Problem —
Assemble all lines in which the string "JSON" appears.

Data shown —
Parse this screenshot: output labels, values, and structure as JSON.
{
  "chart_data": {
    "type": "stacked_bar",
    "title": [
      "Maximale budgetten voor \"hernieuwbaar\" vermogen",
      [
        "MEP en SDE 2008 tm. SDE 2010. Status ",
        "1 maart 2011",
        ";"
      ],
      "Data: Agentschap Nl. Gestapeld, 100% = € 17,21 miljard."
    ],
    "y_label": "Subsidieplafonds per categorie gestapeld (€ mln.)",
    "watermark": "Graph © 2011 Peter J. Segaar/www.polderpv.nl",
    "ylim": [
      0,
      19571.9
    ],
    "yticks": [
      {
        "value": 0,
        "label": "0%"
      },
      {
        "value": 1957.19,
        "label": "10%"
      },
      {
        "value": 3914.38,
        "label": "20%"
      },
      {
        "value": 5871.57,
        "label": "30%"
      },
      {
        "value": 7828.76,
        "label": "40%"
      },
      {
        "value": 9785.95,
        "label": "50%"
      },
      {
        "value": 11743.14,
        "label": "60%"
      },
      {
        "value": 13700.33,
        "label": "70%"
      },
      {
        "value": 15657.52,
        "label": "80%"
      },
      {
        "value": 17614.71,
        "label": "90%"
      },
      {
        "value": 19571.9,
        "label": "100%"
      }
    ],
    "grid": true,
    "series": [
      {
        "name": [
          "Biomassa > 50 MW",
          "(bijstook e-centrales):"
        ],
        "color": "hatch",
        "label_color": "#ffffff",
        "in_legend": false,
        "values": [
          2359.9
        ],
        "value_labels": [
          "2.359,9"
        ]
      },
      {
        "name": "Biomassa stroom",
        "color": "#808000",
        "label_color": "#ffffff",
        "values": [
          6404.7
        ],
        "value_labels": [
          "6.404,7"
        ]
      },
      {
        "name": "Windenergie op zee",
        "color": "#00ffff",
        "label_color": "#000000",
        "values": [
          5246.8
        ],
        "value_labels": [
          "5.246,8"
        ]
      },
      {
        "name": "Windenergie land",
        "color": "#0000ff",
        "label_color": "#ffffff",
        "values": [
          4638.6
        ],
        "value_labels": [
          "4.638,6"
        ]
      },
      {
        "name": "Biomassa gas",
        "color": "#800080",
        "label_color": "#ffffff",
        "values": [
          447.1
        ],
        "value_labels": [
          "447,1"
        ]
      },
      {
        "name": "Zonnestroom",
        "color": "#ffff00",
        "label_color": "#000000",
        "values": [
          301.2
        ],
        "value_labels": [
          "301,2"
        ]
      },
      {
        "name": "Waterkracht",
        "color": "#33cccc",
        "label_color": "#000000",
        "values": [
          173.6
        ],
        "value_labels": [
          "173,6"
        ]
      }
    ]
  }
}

...

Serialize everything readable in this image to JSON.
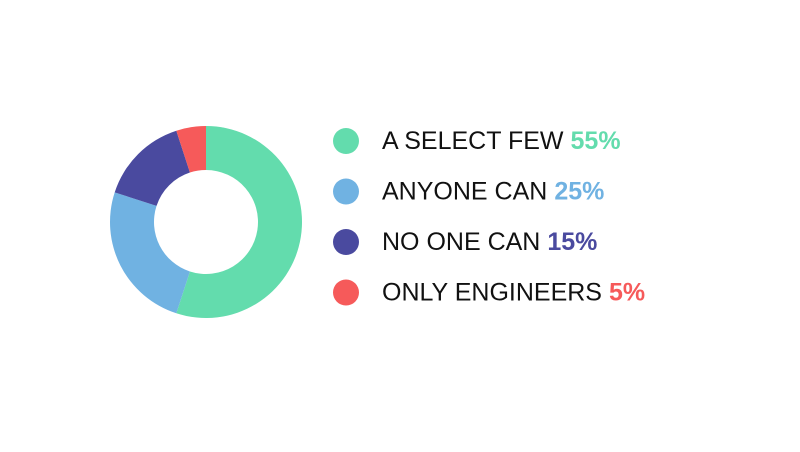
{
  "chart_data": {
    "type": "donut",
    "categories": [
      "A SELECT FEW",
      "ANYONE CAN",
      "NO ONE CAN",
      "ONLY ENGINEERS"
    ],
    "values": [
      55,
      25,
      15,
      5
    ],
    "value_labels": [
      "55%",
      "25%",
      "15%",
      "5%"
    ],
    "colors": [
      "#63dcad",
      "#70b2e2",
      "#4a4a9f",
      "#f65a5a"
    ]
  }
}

Exercise answer —
Parse this screenshot: output labels, values, and structure as JSON.
Serialize everything readable in this image to JSON.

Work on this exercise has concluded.